■ The problem: Only the number is wanted: count the lines that include the word "source".

■ Records:

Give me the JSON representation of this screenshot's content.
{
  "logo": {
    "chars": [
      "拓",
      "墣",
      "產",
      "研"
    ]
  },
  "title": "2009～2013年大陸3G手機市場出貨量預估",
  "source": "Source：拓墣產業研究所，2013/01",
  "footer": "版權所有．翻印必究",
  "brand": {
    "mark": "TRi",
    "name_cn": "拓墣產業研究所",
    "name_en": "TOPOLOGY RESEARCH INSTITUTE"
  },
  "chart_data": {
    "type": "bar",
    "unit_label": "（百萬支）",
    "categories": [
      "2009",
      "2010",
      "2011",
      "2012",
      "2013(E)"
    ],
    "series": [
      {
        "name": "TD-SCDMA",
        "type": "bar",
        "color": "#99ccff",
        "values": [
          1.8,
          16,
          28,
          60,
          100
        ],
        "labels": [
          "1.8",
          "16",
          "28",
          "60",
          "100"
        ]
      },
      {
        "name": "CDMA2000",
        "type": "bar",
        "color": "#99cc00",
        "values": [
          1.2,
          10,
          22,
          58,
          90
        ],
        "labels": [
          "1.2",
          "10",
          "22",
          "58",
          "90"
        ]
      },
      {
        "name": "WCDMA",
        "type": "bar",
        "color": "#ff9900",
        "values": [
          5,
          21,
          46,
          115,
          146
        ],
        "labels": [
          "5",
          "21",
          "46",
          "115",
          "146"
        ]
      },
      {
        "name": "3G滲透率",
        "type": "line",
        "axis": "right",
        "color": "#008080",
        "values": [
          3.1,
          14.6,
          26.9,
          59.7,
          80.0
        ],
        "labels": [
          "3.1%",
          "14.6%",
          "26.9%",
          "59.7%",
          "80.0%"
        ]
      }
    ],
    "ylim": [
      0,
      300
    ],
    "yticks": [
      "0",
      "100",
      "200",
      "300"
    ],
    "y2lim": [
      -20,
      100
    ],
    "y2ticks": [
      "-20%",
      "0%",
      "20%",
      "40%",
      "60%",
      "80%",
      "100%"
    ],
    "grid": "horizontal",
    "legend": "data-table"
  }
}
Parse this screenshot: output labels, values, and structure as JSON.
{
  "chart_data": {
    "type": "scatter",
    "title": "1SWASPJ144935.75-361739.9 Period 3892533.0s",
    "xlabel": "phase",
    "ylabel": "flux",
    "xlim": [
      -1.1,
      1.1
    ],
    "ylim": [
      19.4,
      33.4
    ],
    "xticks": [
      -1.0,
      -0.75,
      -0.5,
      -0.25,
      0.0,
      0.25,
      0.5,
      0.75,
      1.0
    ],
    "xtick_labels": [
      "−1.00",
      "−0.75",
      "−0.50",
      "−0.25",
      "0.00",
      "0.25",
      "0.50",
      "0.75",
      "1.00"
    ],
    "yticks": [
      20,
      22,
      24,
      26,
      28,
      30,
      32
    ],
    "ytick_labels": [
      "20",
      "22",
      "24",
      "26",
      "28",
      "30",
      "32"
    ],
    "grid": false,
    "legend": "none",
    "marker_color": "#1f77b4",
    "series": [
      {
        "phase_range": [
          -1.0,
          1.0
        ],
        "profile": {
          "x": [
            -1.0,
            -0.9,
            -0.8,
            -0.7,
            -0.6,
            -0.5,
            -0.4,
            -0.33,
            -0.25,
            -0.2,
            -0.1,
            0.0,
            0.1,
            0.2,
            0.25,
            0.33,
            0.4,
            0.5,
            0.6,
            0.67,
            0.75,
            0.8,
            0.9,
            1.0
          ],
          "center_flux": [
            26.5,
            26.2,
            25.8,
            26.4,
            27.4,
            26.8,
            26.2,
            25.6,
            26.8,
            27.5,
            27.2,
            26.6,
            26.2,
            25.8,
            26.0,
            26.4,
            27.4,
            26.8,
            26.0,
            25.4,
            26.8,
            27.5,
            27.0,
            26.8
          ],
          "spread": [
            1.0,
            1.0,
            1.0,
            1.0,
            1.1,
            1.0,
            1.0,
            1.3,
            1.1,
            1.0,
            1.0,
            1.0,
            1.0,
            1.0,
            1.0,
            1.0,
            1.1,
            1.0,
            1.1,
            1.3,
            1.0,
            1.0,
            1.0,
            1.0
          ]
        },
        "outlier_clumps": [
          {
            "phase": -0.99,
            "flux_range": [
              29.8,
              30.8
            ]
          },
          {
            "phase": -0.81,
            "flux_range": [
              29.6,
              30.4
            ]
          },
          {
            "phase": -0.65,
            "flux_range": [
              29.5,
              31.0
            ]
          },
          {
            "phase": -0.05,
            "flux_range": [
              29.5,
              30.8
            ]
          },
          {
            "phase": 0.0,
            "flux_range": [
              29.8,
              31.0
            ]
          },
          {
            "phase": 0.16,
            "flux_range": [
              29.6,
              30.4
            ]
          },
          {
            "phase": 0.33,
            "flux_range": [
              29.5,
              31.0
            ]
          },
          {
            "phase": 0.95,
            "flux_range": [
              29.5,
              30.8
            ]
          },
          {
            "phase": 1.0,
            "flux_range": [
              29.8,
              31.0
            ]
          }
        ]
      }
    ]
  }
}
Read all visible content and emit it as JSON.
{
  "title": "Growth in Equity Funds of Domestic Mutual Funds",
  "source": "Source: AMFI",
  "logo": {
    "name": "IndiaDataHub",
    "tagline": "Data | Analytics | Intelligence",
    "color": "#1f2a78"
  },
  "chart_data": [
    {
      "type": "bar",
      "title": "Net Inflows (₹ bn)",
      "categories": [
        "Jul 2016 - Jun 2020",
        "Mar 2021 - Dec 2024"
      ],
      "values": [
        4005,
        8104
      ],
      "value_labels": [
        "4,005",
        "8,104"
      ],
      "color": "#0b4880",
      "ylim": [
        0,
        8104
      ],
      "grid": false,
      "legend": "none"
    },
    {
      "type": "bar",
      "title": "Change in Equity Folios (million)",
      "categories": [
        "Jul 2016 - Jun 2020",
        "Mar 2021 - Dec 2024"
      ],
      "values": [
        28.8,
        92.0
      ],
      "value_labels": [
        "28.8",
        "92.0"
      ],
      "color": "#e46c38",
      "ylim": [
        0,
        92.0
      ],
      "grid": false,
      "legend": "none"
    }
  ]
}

■ Response to the exercise: 2